▸ **Directions**: Pick out the lines containing "JSON".

[Collected data entries]
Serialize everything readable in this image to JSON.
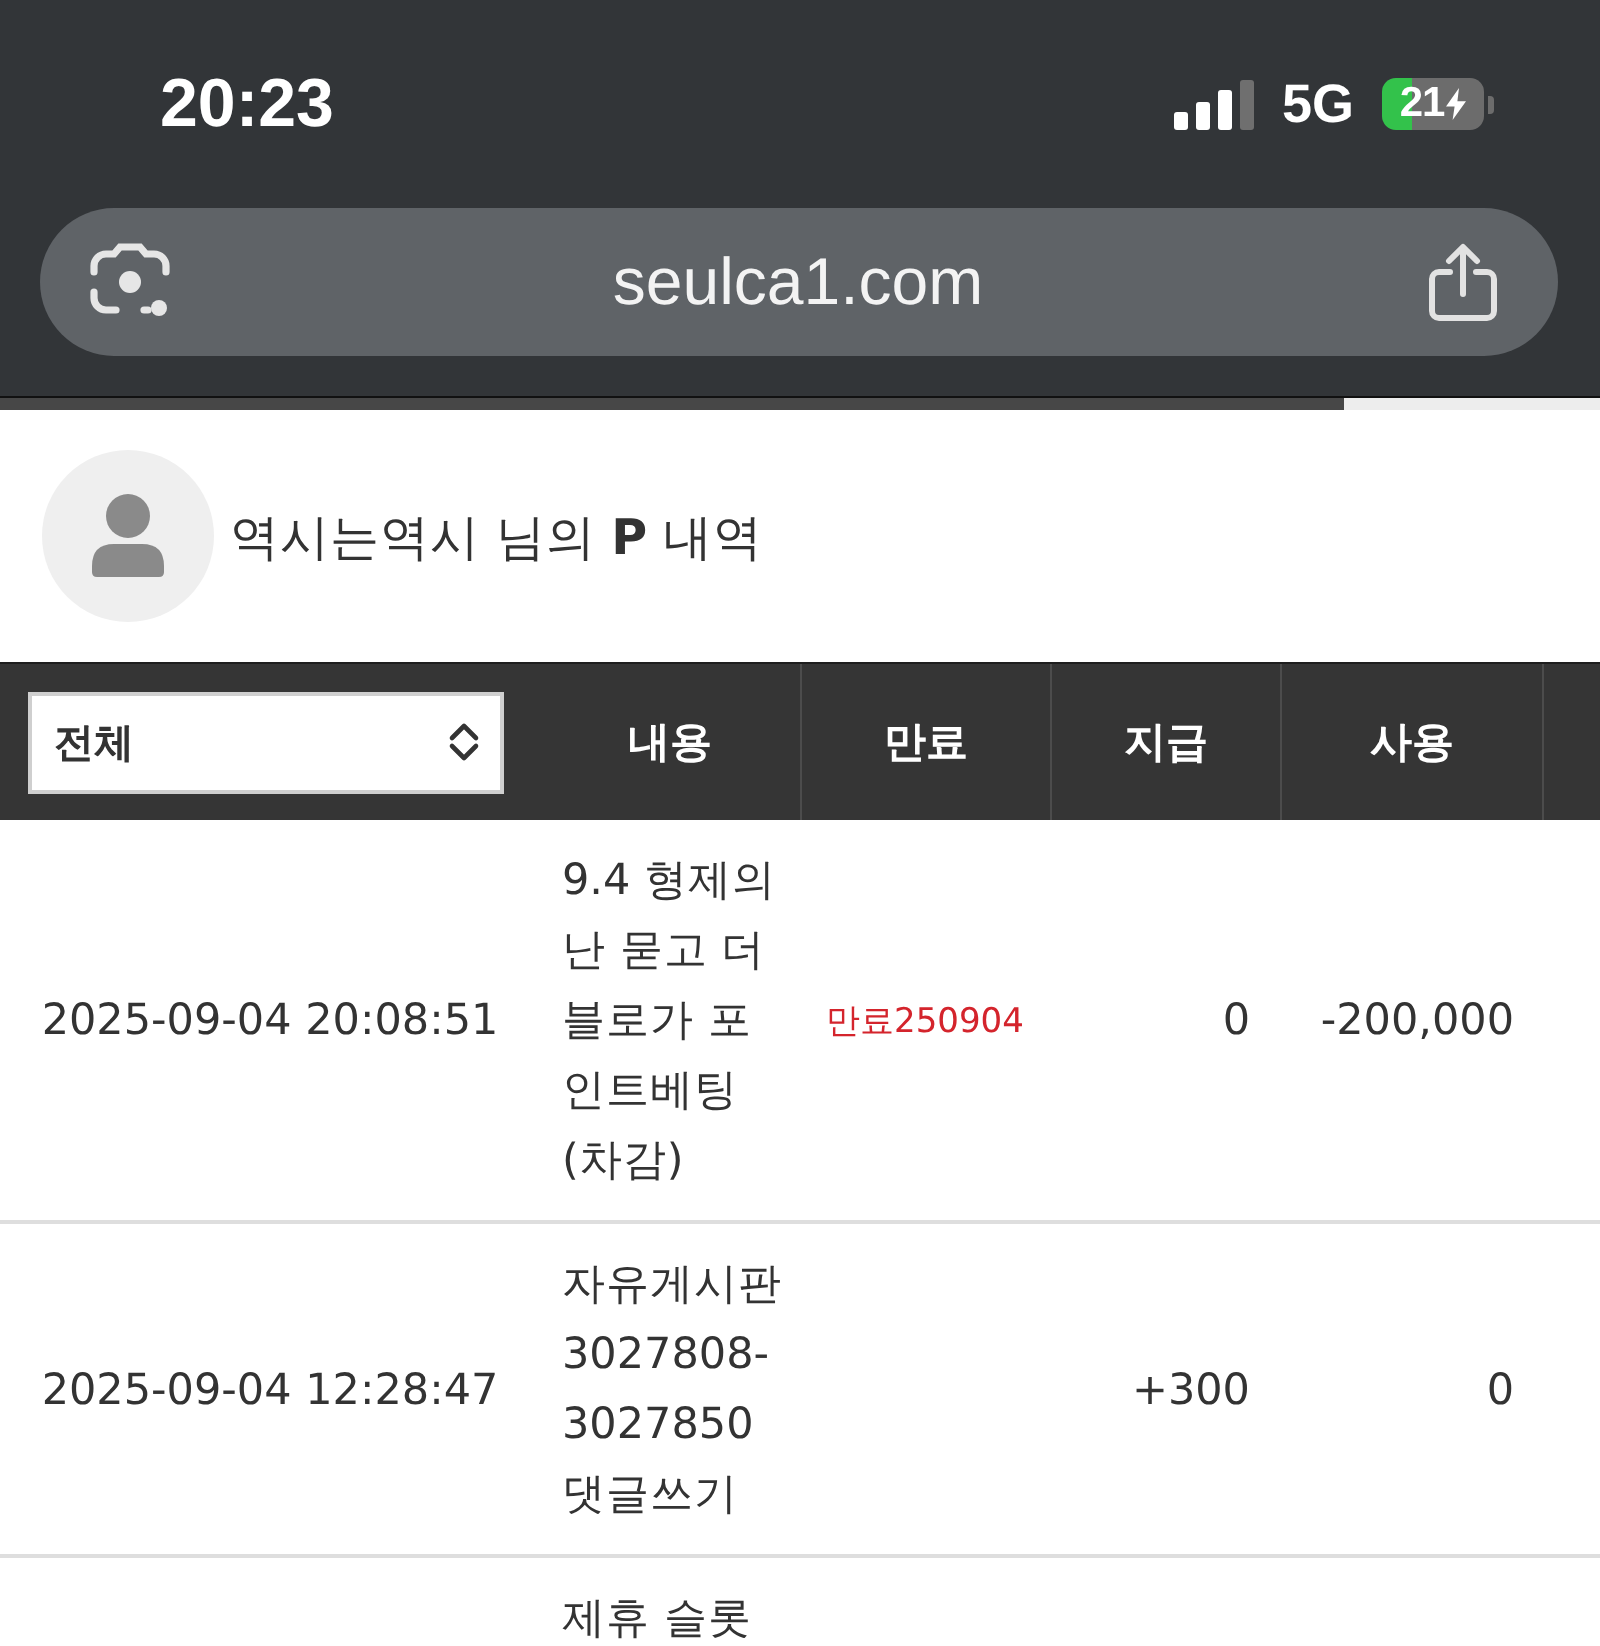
{
  "status_bar": {
    "time": "20:23",
    "network": "5G",
    "battery": "21"
  },
  "address_bar": {
    "url": "seulca1.com"
  },
  "page_load": {
    "level": 0.84
  },
  "profile": {
    "title": "역시는역시 님의 **P** 내역"
  },
  "table": {
    "filter": {
      "value": "전체"
    },
    "columns": [
      "내용",
      "만료",
      "지급",
      "사용"
    ],
    "rows": [
      {
        "date": "2025-09-04 20:08:51",
        "content": "9.4 형제의 난 묻고 더블로가 포인트베팅(차감)",
        "expiry": "만료250904",
        "paid": "0",
        "used": "-200,000"
      },
      {
        "date": "2025-09-04 12:28:47",
        "content": "자유게시판 3027808-3027850 댓글쓰기",
        "paid": "+300",
        "used": "0"
      },
      {
        "content": "제휴 슬롯"
      }
    ]
  }
}
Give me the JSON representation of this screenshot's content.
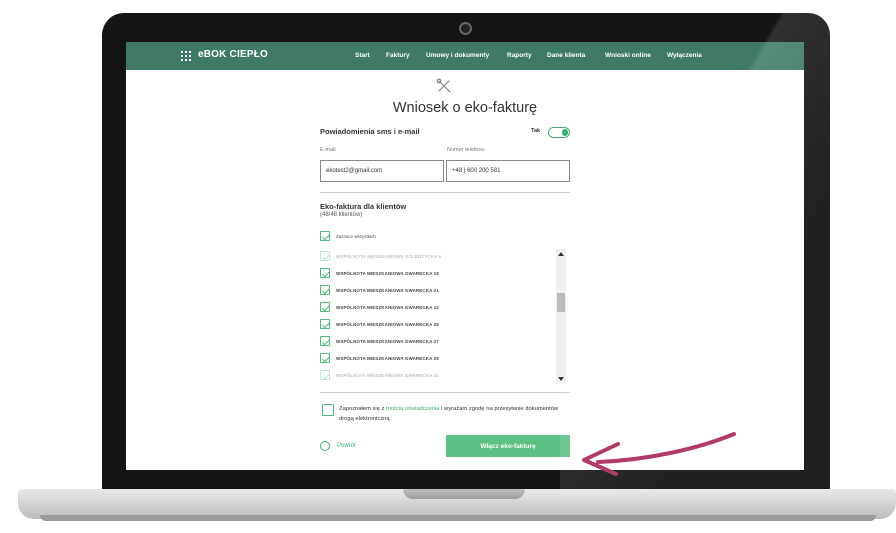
{
  "nav": {
    "logo": "eBOK CIEPŁO",
    "items": [
      "Start",
      "Faktury",
      "Umowy i dokumenty",
      "Raporty",
      "Dane klienta",
      "Wnioski online",
      "Wyłączenia"
    ]
  },
  "page": {
    "title": "Wniosek o eko-fakturę"
  },
  "notifications": {
    "title": "Powiadomienia sms i e-mail",
    "toggle_label": "Tak",
    "toggle_on": true,
    "email_label": "E-mail",
    "email_value": "ekotest2@gmail.com",
    "phone_label": "Numer telefonu",
    "phone_value": "+48 | 600 200 581"
  },
  "eko": {
    "title": "Eko-faktura dla klientów",
    "subtitle": "(48/48 klientów)",
    "select_all_label": "Zaznacz wszystkich",
    "clients": [
      "WSPÓLNOTA MIESZKANIOWA GOLĘDZYCKA 9",
      "WSPÓLNOTA MIESZKANIOWA GWARECKA 19",
      "WSPÓLNOTA MIESZKANIOWA GWARECKA 21",
      "WSPÓLNOTA MIESZKANIOWA GWARECKA 23",
      "WSPÓLNOTA MIESZKANIOWA GWARECKA 25",
      "WSPÓLNOTA MIESZKANIOWA GWARECKA 27",
      "WSPÓLNOTA MIESZKANIOWA GWARECKA 29",
      "WSPÓLNOTA MIESZKANIOWA GWARECKA 31"
    ]
  },
  "consent": {
    "before": "Zapoznałem się z ",
    "link": "treścią oświadczenia",
    "after": " i wyrażam zgodę na przesyłanie dokumentów drogą elektroniczną"
  },
  "actions": {
    "back_label": "Powrót",
    "submit_label": "Włącz eko-fakturę"
  },
  "colors": {
    "nav_bg": "#3f7a67",
    "accent": "#5cc183",
    "annotation_arrow": "#b03a68"
  }
}
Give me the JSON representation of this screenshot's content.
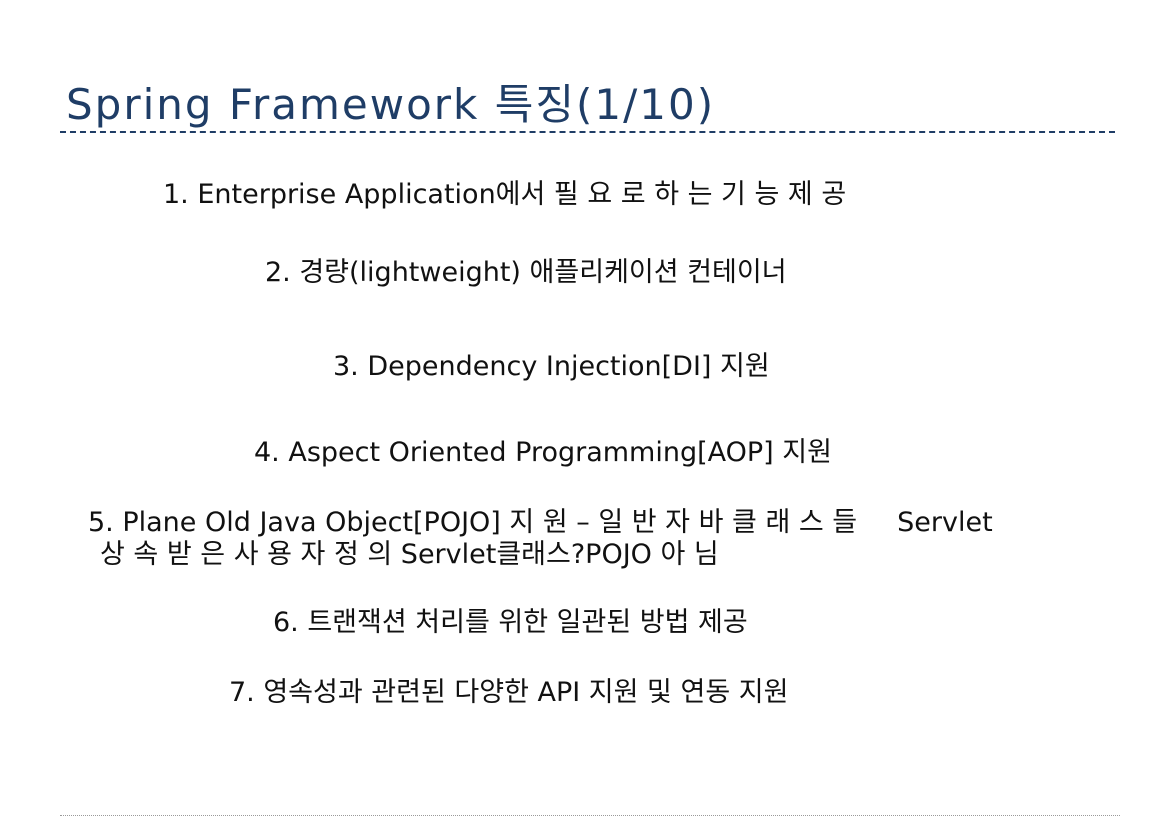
{
  "slide": {
    "title": "Spring Framework 특징(1/10)",
    "items": [
      {
        "text": "1. Enterprise Application에서 필 요 로 하 는 기 능 제 공"
      },
      {
        "text": "2. 경량(lightweight) 애플리케이션 컨테이너"
      },
      {
        "text": "3. Dependency Injection[DI] 지원"
      },
      {
        "text": "4. Aspect Oriented Programming[AOP]  지원"
      },
      {
        "line1_a": "5. Plane Old Java Object[POJO] 지 원 – 일 반 자 바 클 래 스 들",
        "line1_b": "Servlet",
        "line2": "상 속 받 은 사 용 자 정 의 Servlet클래스?POJO 아 님"
      },
      {
        "text": "6. 트랜잭션 처리를 위한 일관된 방법  제공"
      },
      {
        "text": "7. 영속성과 관련된 다양한 API 지원 및 연동 지원"
      }
    ]
  },
  "colors": {
    "title": "#1f3d66",
    "text": "#111111",
    "footer_rule": "#9a9a9a"
  }
}
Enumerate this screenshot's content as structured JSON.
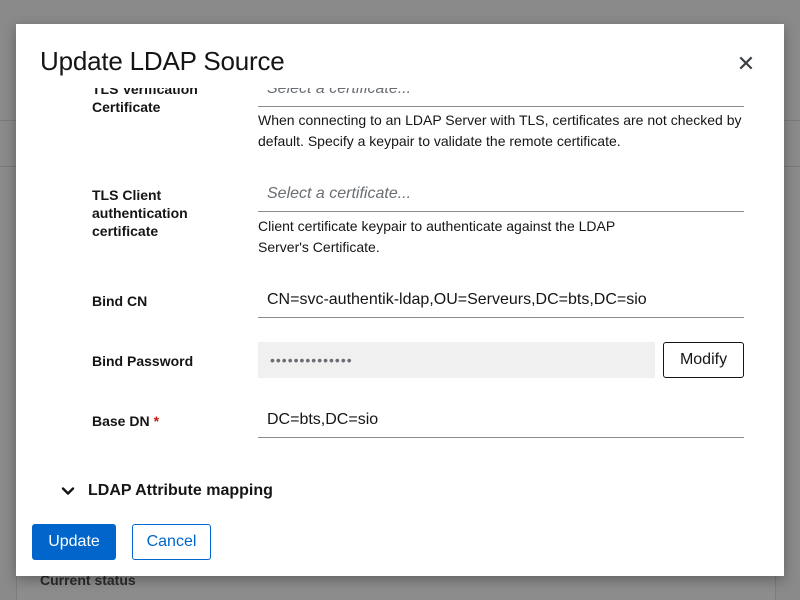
{
  "background": {
    "status_heading": "Current status"
  },
  "modal": {
    "title": "Update LDAP Source",
    "close_icon": "close-icon"
  },
  "form": {
    "tls_verification": {
      "label": "TLS Verification Certificate",
      "placeholder": "Select a certificate...",
      "help": "When connecting to an LDAP Server with TLS, certificates are not checked by default. Specify a keypair to validate the remote certificate."
    },
    "tls_client": {
      "label": "TLS Client authentication certificate",
      "placeholder": "Select a certificate...",
      "help": "Client certificate keypair to authenticate against the LDAP Server's Certificate."
    },
    "bind_cn": {
      "label": "Bind CN",
      "value": "CN=svc-authentik-ldap,OU=Serveurs,DC=bts,DC=sio"
    },
    "bind_password": {
      "label": "Bind Password",
      "masked": "••••••••••••••",
      "modify_label": "Modify"
    },
    "base_dn": {
      "label": "Base DN",
      "required_mark": "*",
      "value": "DC=bts,DC=sio"
    },
    "attribute_mapping": {
      "label": "LDAP Attribute mapping",
      "icon": "chevron-down-icon"
    }
  },
  "footer": {
    "update_label": "Update",
    "cancel_label": "Cancel"
  },
  "colors": {
    "primary": "#0066cc",
    "required": "#c9190b"
  }
}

▸ **Answer for this exercise**:
Serialize everything readable in this image to JSON.
Give me the JSON representation of this screenshot's content.
Give me the JSON representation of this screenshot's content.
Enumerate this screenshot's content as structured JSON.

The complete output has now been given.